→ **GIVEN PASSAGE**
□ □ □ □ □ □ □
The Hechinger Report is a national nonprofit newsroom that reports on one topic: education. Sign up for our weekly newsletters to get stories like this delivered directly to your inbox. Consider supporting our stories and becoming a member today.

dual language programs
Oyster-Adams Bilingual School has the longest-running dual-language program in the D.C. Public Schools and is one of the most sought after, with hundreds of students on its waitlist. Credit: Tara García Mathewson/The Hechinger Report

WASHINGTON — Meri Kolbrener moved to a gentrified neighborhood in northwest D.C. so her children could get a guaranteed spot in the Oyster-Adams Bilingual School. The public school is not far from where Ivanka Trump and Jared Kushner live, a neighborhood that used to be predominantly Latino but changed color years ago. Now, many wealthy white parents, who once kept their children out of the District of Columbia Public Schools (DCPS), are flocking to programs like Oyster-Adams’ because, as Principal Mayra Canizales put it, “dual language became sexy.”

Website for U.S. News & World Report
Website for Univision
This story also appeared in U.S. News & World Report and Univision

The school has a waitlist of nearly 800 applicants, the vast majority of whom are native English speakers; from that majority, maybe five will get in. Kolbrener, though, doesn’t have to worry. Families who own a home within the school’s attendance boundary have a guaranteed right to enroll. It’s only those outside of the neighborhood who end up on the waitlist.

While neither Kolbrener nor her husband speak Spanish, all three of their children do. At Oyster-Adams, half of the classes are taught in Spanish, so their kids get about three hours of instruction in the language every day, plus additional supports as necessary.
□ □ □ □ □ □ □
→ **DATA EXTRACTS**
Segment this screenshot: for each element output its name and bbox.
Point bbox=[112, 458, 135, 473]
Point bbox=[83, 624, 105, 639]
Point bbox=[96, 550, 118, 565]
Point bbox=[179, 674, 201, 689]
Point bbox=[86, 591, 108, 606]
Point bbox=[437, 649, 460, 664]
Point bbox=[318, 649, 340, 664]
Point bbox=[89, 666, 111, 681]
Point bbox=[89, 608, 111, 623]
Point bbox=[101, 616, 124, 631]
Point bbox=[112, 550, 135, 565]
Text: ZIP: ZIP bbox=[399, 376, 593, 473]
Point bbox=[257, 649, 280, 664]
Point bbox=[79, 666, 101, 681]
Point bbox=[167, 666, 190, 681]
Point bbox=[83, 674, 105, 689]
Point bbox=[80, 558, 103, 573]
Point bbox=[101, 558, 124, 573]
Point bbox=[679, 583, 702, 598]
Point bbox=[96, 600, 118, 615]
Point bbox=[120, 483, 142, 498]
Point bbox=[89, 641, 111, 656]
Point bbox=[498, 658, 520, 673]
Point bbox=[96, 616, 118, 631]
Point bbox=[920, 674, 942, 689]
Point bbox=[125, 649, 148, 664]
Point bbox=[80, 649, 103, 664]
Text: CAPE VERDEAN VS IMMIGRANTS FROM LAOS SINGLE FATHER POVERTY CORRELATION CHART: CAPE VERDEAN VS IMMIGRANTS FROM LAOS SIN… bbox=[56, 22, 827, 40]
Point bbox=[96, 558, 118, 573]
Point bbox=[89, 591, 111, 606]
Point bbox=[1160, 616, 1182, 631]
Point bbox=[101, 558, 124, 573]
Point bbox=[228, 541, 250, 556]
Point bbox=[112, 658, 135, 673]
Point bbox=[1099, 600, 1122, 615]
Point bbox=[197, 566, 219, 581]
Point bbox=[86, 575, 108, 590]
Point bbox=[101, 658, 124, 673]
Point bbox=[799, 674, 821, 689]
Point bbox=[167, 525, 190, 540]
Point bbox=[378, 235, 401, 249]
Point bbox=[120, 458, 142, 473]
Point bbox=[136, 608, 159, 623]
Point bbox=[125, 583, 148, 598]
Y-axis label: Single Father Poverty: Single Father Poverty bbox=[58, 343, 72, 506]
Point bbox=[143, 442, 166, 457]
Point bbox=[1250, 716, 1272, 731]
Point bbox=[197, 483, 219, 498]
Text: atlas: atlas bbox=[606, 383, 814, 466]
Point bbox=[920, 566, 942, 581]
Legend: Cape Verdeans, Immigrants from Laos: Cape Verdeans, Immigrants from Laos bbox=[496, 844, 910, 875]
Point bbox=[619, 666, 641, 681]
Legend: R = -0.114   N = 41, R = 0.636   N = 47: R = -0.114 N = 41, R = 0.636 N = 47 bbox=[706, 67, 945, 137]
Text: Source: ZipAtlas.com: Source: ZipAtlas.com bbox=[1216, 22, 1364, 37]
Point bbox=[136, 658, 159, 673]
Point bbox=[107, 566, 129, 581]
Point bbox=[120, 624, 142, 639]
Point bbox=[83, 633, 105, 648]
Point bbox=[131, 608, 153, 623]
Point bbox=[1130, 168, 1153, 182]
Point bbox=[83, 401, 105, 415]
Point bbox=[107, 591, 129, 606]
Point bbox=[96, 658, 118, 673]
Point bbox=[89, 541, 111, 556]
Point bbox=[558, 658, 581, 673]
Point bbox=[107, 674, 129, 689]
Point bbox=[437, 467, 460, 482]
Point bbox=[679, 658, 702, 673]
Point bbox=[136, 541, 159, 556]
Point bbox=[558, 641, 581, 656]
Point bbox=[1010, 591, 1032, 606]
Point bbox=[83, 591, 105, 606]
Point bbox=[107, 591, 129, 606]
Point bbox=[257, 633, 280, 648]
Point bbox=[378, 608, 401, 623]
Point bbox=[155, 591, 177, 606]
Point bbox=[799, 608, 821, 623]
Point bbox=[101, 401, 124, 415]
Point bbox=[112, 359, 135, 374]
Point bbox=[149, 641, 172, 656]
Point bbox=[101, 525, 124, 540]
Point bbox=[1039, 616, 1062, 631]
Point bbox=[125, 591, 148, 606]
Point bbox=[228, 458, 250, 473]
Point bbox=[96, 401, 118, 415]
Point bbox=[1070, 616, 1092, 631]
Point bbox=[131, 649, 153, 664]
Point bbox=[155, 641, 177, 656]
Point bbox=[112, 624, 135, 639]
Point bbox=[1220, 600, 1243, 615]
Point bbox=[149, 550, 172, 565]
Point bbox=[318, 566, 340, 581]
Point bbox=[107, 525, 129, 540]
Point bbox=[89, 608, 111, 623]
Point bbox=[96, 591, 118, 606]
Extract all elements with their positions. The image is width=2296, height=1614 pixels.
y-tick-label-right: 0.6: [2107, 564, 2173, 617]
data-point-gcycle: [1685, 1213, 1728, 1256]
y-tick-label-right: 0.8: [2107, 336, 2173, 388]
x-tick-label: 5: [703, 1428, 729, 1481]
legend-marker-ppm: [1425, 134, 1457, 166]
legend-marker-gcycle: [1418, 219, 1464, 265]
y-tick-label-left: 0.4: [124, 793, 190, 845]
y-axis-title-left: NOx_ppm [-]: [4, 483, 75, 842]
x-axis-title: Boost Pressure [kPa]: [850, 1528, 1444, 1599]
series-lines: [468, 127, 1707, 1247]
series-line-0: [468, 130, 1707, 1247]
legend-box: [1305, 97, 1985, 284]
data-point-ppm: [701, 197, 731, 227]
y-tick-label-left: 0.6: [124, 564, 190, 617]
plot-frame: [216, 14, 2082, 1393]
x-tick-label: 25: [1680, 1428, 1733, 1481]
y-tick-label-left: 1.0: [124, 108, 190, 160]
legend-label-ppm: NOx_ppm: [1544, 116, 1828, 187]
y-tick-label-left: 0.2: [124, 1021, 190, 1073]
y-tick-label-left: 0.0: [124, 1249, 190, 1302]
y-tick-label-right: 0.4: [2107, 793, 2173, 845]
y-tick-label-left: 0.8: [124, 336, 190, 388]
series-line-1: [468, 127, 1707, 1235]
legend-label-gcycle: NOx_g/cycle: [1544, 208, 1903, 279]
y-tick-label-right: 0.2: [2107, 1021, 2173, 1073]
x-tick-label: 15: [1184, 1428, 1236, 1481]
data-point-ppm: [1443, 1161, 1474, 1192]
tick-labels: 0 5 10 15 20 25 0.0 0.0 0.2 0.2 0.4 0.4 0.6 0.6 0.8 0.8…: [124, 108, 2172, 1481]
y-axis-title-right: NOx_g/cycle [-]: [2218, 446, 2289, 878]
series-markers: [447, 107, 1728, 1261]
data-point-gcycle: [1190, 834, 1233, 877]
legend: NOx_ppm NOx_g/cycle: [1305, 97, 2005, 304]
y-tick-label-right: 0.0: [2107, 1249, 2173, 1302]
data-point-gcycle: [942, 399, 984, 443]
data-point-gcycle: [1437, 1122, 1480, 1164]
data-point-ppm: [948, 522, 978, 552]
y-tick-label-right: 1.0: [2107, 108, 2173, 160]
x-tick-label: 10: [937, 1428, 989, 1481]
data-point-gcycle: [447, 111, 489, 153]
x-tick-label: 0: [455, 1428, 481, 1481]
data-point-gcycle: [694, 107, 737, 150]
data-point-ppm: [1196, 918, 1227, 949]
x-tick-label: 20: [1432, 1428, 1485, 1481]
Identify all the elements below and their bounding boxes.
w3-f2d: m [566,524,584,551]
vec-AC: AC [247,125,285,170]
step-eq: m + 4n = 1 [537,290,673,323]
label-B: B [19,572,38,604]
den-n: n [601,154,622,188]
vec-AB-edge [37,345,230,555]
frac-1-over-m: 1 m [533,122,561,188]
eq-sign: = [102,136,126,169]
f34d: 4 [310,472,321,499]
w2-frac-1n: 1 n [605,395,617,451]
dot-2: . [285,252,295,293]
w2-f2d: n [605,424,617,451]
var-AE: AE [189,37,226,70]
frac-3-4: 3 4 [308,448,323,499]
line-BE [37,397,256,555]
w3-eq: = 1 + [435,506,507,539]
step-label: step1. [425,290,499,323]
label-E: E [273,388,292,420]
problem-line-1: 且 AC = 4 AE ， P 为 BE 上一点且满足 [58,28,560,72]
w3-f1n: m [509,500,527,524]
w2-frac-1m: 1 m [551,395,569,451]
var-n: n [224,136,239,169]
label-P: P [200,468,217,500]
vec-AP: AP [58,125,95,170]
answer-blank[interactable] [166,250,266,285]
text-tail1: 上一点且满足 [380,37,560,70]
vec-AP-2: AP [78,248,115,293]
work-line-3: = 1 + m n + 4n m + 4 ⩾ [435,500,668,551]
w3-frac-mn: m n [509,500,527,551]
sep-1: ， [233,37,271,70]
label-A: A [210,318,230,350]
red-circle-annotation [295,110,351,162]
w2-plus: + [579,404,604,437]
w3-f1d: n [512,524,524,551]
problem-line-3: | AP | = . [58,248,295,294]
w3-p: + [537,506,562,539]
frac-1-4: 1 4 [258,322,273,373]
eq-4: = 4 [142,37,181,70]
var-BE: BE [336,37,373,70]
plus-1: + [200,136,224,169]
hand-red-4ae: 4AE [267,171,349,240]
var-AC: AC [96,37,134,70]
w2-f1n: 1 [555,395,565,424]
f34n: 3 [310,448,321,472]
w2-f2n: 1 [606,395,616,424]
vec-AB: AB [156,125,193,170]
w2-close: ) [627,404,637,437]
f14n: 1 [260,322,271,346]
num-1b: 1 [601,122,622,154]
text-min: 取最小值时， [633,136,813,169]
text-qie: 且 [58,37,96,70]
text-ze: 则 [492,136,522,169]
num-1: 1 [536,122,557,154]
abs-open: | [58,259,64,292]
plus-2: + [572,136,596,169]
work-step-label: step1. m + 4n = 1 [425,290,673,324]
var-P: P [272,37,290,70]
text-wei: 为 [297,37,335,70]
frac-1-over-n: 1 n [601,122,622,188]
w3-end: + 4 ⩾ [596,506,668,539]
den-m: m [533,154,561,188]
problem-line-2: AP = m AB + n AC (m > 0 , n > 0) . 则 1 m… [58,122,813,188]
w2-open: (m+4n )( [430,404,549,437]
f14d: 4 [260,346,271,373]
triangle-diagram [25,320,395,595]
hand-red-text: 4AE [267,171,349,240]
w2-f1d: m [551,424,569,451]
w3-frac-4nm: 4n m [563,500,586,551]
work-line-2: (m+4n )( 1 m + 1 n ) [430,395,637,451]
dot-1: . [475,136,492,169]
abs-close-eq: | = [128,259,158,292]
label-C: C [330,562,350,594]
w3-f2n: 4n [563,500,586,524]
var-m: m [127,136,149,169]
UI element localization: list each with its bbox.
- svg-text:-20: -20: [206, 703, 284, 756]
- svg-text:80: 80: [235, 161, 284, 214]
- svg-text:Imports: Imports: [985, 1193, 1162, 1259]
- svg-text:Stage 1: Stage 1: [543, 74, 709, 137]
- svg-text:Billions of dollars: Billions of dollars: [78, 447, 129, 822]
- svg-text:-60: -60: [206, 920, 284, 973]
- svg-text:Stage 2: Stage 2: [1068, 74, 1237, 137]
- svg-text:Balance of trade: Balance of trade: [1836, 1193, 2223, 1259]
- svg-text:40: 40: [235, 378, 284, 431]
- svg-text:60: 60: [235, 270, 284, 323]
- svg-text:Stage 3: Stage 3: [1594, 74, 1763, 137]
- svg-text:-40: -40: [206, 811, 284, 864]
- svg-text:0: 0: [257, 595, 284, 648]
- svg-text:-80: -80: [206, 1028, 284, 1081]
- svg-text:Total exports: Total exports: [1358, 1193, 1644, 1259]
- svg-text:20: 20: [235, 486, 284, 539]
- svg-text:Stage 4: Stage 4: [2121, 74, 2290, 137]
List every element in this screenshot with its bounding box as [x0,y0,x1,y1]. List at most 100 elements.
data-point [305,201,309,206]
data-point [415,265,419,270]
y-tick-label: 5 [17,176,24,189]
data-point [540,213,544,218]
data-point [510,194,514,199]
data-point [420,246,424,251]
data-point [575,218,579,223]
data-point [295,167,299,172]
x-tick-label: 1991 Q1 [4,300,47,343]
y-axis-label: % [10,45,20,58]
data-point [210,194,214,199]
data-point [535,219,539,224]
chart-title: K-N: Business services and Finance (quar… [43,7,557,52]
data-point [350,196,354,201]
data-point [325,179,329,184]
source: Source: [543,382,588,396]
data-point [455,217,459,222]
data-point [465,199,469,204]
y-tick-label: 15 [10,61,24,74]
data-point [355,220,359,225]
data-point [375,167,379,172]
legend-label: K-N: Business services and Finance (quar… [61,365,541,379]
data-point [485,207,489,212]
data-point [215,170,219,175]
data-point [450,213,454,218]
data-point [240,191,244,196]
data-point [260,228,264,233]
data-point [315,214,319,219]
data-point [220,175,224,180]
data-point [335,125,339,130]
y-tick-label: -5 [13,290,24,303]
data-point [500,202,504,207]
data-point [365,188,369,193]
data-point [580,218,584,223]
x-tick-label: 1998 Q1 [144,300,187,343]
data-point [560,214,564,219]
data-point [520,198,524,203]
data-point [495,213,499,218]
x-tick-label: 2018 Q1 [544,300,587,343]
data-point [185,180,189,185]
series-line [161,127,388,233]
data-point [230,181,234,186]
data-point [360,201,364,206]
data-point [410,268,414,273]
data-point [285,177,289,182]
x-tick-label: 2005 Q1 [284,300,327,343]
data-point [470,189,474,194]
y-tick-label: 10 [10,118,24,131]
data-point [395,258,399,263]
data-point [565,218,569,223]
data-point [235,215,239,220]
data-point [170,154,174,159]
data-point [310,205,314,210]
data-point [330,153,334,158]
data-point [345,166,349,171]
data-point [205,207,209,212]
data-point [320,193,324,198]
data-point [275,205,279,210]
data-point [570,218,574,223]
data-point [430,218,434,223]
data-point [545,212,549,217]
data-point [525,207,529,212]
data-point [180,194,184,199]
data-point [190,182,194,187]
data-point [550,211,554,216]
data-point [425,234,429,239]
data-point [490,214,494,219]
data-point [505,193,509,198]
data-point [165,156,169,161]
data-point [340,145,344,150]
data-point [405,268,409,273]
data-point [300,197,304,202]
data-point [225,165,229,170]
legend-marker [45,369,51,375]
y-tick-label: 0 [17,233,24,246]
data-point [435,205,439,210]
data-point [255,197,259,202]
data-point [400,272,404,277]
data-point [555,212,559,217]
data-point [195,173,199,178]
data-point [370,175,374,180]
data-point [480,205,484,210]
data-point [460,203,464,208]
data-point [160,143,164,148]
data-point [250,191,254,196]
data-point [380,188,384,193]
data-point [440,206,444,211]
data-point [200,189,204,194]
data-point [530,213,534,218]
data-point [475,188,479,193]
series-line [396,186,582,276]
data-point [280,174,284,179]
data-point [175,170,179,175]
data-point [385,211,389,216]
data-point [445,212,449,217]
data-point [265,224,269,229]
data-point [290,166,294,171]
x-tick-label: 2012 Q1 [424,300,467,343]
□ □ □ □ □ □ □
→ **REQUIRED WORK**
Edit the passage on the dual-language school, starting with "While neither Kolbrener" and going on through "supports as necessary.", and replace "Spanish" with "Portuguese".

→ **SOLUTION FOR THIS TASK**
While neither Kolbrener nor her husband speak Portuguese, all three of their children do. At Oyster-Adams, half of the classes are taught in Portuguese, so their kids get about three hours of instruction in the language every day, plus additional supports as necessary.